Recorded data -
_ _ _ _
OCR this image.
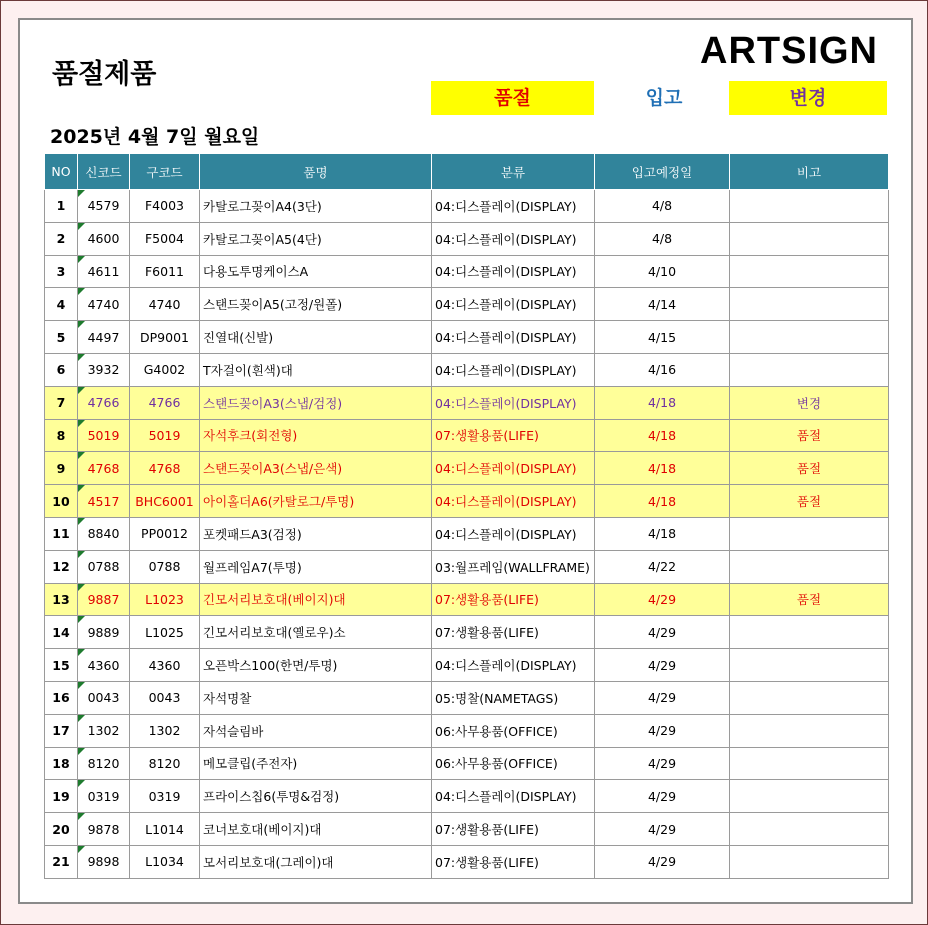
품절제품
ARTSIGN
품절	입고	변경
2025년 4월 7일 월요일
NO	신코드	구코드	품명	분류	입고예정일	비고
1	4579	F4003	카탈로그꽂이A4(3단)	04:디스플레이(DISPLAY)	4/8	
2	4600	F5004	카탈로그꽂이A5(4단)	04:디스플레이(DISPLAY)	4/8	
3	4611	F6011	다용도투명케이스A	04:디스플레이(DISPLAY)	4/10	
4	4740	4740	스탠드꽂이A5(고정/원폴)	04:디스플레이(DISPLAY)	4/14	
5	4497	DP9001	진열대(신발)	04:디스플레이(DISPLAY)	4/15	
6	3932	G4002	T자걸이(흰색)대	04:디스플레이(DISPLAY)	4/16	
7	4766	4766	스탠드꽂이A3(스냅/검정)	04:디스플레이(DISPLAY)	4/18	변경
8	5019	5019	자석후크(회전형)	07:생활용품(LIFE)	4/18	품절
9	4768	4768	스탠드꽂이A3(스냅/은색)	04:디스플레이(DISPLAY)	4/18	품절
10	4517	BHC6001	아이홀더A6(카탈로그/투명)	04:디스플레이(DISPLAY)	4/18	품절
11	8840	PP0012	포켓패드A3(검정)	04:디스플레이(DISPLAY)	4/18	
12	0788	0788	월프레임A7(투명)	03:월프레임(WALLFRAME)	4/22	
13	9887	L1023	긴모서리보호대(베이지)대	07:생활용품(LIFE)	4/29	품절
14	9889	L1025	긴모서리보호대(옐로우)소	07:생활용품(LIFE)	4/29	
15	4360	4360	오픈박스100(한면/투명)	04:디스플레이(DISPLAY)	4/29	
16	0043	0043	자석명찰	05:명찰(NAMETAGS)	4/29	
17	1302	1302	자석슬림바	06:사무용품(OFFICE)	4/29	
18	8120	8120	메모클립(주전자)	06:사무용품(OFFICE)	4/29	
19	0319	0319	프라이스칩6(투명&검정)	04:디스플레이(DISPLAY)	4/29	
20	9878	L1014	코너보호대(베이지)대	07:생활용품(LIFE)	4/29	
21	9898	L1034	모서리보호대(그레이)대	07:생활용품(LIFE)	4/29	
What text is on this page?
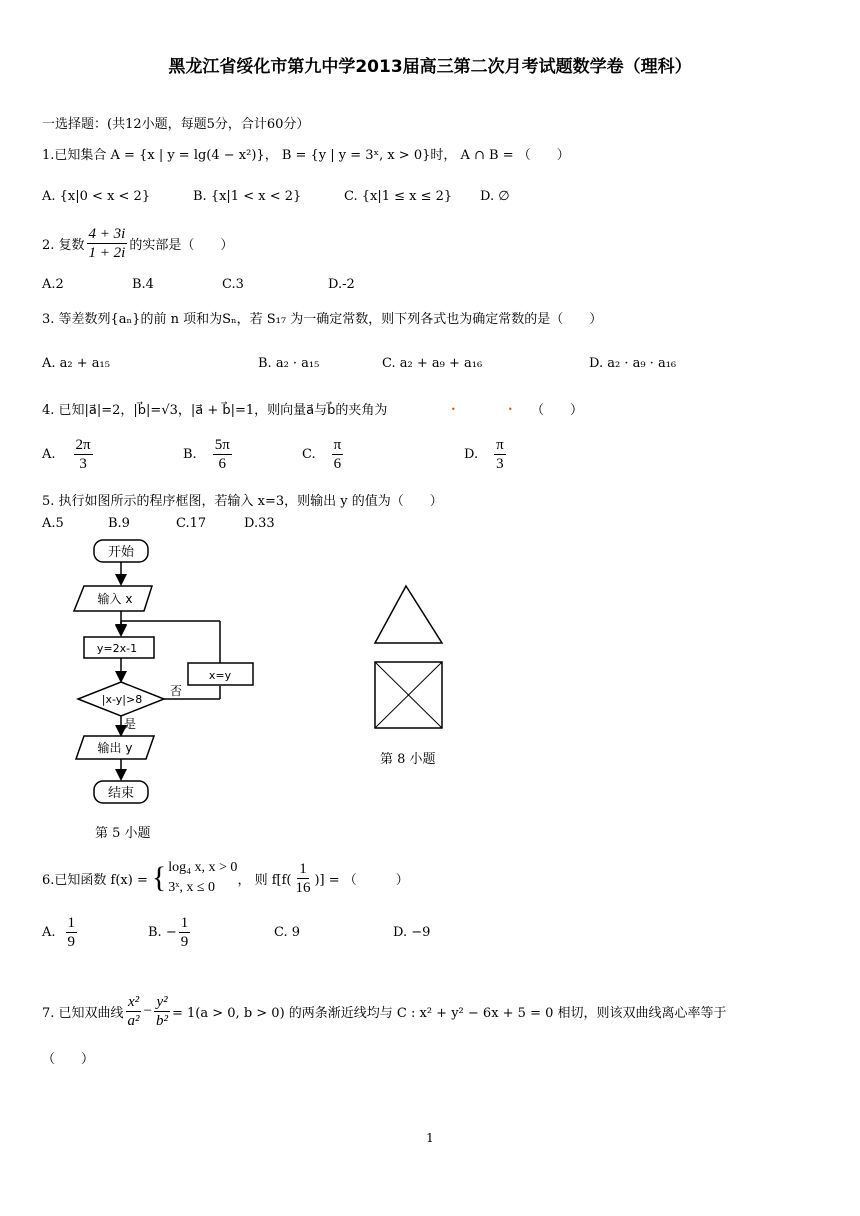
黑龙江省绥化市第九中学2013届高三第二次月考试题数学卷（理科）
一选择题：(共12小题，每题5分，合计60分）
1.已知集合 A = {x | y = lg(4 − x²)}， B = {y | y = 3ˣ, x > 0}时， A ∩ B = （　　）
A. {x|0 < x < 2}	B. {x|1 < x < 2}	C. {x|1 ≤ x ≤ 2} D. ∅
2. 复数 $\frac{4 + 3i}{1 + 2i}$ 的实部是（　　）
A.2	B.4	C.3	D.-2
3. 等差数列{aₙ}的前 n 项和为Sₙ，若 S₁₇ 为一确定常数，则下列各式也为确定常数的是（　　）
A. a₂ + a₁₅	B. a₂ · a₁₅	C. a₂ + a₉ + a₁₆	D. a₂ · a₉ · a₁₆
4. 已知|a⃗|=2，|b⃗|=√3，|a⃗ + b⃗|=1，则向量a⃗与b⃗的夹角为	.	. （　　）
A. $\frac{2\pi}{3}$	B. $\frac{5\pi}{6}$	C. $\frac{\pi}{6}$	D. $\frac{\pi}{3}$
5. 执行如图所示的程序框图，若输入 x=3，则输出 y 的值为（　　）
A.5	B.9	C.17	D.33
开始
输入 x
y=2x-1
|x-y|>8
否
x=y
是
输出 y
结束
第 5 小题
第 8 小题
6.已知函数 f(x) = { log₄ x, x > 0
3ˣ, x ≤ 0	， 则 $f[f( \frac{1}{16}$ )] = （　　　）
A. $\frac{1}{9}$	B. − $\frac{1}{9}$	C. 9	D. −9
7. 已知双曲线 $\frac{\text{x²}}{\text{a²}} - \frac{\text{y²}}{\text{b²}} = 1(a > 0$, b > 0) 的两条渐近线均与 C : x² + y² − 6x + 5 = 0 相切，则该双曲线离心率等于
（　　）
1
_ _ _ _
Required work - Transcribe every record above exactly, leaving out the pictures.

Result of this exercise -
OCR this image.
품절제품
ARTSIGN
품절	입고	변경
2025년 4월 7일 월요일
NO	신코드	구코드	품명	분류	입고예정일	비고
1	4579	F4003	카탈로그꽂이A4(3단)	04:디스플레이(DISPLAY)	4/8	
2	4600	F5004	카탈로그꽂이A5(4단)	04:디스플레이(DISPLAY)	4/8	
3	4611	F6011	다용도투명케이스A	04:디스플레이(DISPLAY)	4/10	
4	4740	4740	스탠드꽂이A5(고정/원폴)	04:디스플레이(DISPLAY)	4/14	
5	4497	DP9001	진열대(신발)	04:디스플레이(DISPLAY)	4/15	
6	3932	G4002	T자걸이(흰색)대	04:디스플레이(DISPLAY)	4/16	
7	4766	4766	스탠드꽂이A3(스냅/검정)	04:디스플레이(DISPLAY)	4/18	변경
8	5019	5019	자석후크(회전형)	07:생활용품(LIFE)	4/18	품절
9	4768	4768	스탠드꽂이A3(스냅/은색)	04:디스플레이(DISPLAY)	4/18	품절
10	4517	BHC6001	아이홀더A6(카탈로그/투명)	04:디스플레이(DISPLAY)	4/18	품절
11	8840	PP0012	포켓패드A3(검정)	04:디스플레이(DISPLAY)	4/18	
12	0788	0788	월프레임A7(투명)	03:월프레임(WALLFRAME)	4/22	
13	9887	L1023	긴모서리보호대(베이지)대	07:생활용품(LIFE)	4/29	품절
14	9889	L1025	긴모서리보호대(옐로우)소	07:생활용품(LIFE)	4/29	
15	4360	4360	오픈박스100(한면/투명)	04:디스플레이(DISPLAY)	4/29	
16	0043	0043	자석명찰	05:명찰(NAMETAGS)	4/29	
17	1302	1302	자석슬림바	06:사무용품(OFFICE)	4/29	
18	8120	8120	메모클립(주전자)	06:사무용품(OFFICE)	4/29	
19	0319	0319	프라이스칩6(투명&검정)	04:디스플레이(DISPLAY)	4/29	
20	9878	L1014	코너보호대(베이지)대	07:생활용품(LIFE)	4/29	
21	9898	L1034	모서리보호대(그레이)대	07:생활용품(LIFE)	4/29	
What text is on this page?
黑龙江省绥化市第九中学2013届高三第二次月考试题数学卷（理科）
一选择题：(共12小题，每题5分，合计60分）
1.已知集合 A = {x | y = lg(4 − x²)}， B = {y | y = 3ˣ, x > 0}时， A ∩ B = （　　）
A. {x|0 < x < 2}	B. {x|1 < x < 2}	C. {x|1 ≤ x ≤ 2} D. ∅
2. 复数 $\frac{4 + 3i}{1 + 2i}$ 的实部是（　　）
A.2	B.4	C.3	D.-2
3. 等差数列{aₙ}的前 n 项和为Sₙ，若 S₁₇ 为一确定常数，则下列各式也为确定常数的是（　　）
A. a₂ + a₁₅	B. a₂ · a₁₅	C. a₂ + a₉ + a₁₆	D. a₂ · a₉ · a₁₆
4. 已知|a⃗|=2，|b⃗|=√3，|a⃗ + b⃗|=1，则向量a⃗与b⃗的夹角为	.	. （　　）
A. $\frac{2\pi}{3}$	B. $\frac{5\pi}{6}$	C. $\frac{\pi}{6}$	D. $\frac{\pi}{3}$
5. 执行如图所示的程序框图，若输入 x=3，则输出 y 的值为（　　）
A.5	B.9	C.17	D.33
开始
输入 x
y=2x-1
|x-y|>8
否
x=y
是
输出 y
结束
第 5 小题
第 8 小题
6.已知函数 f(x) = { log₄ x, x > 0
3ˣ, x ≤ 0	， 则 $f[f( \frac{1}{16}$ )] = （　　　）
A. $\frac{1}{9}$	B. − $\frac{1}{9}$	C. 9	D. −9
7. 已知双曲线 $\frac{\text{x²}}{\text{a²}} - \frac{\text{y²}}{\text{b²}} = 1(a > 0$, b > 0) 的两条渐近线均与 C : x² + y² − 6x + 5 = 0 相切，则该双曲线离心率等于
（　　）
1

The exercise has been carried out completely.